GIVEN TASK: Give back the full listing verbatim, apart from its images.
## START
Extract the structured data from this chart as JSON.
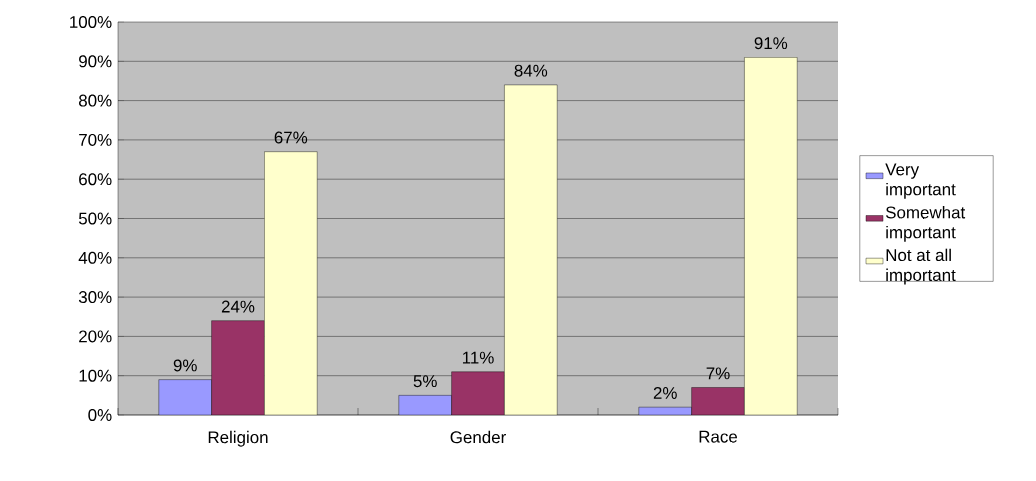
{
  "chart_data": {
    "type": "bar",
    "categories": [
      "Religion",
      "Gender",
      "Race"
    ],
    "series": [
      {
        "name": "Very important",
        "color": "#9999ff",
        "values": [
          9,
          5,
          2
        ],
        "value_labels": [
          "9%",
          "5%",
          "2%"
        ]
      },
      {
        "name": "Somewhat important",
        "color": "#993366",
        "values": [
          24,
          11,
          7
        ],
        "value_labels": [
          "24%",
          "11%",
          "7%"
        ]
      },
      {
        "name": "Not at all important",
        "color": "#ffffcc",
        "values": [
          67,
          84,
          91
        ],
        "value_labels": [
          "67%",
          "84%",
          "91%"
        ]
      }
    ],
    "ylim": [
      0,
      100
    ],
    "yticks": [
      {
        "value": 0,
        "label": "0%"
      },
      {
        "value": 10,
        "label": "10%"
      },
      {
        "value": 20,
        "label": "20%"
      },
      {
        "value": 30,
        "label": "30%"
      },
      {
        "value": 40,
        "label": "40%"
      },
      {
        "value": 50,
        "label": "50%"
      },
      {
        "value": 60,
        "label": "60%"
      },
      {
        "value": 70,
        "label": "70%"
      },
      {
        "value": 80,
        "label": "80%"
      },
      {
        "value": 90,
        "label": "90%"
      },
      {
        "value": 100,
        "label": "100%"
      }
    ],
    "grid": "y",
    "legend": "right"
  }
}
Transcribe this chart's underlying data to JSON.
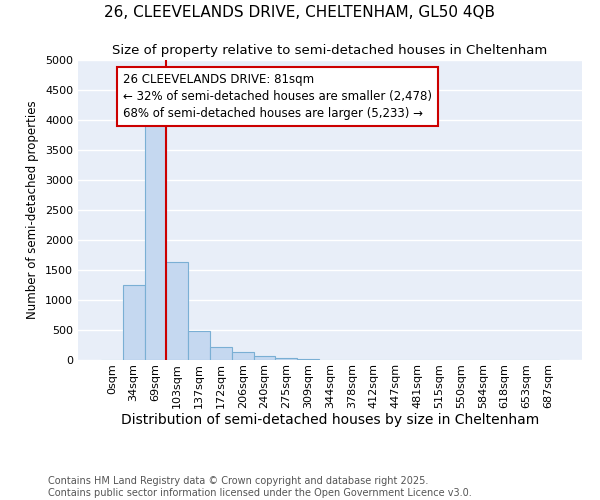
## END
TASK RESPONSE:
Extract the structured data from this chart as JSON.
{
  "chart_data": {
    "type": "bar",
    "categories": [
      "Religion",
      "Gender",
      "Race"
    ],
    "series": [
      {
        "name": "Very important",
        "color": "#9999ff",
        "values": [
          9,
          5,
          2
        ],
        "value_labels": [
          "9%",
          "5%",
          "2%"
        ]
      },
      {
        "name": "Somewhat important",
        "color": "#993366",
        "values": [
          24,
          11,
          7
        ],
        "value_labels": [
          "24%",
          "11%",
          "7%"
        ]
      },
      {
        "name": "Not at all important",
        "color": "#ffffcc",
        "values": [
          67,
          84,
          91
        ],
        "value_labels": [
          "67%",
          "84%",
          "91%"
        ]
      }
    ],
    "ylim": [
      0,
      100
    ],
    "yticks": [
      {
        "value": 0,
        "label": "0%"
      },
      {
        "value": 10,
        "label": "10%"
      },
      {
        "value": 20,
        "label": "20%"
      },
      {
        "value": 30,
        "label": "30%"
      },
      {
        "value": 40,
        "label": "40%"
      },
      {
        "value": 50,
        "label": "50%"
      },
      {
        "value": 60,
        "label": "60%"
      },
      {
        "value": 70,
        "label": "70%"
      },
      {
        "value": 80,
        "label": "80%"
      },
      {
        "value": 90,
        "label": "90%"
      },
      {
        "value": 100,
        "label": "100%"
      }
    ],
    "grid": "y",
    "legend": "right"
  }
}
Transcribe this chart's underlying data to JSON.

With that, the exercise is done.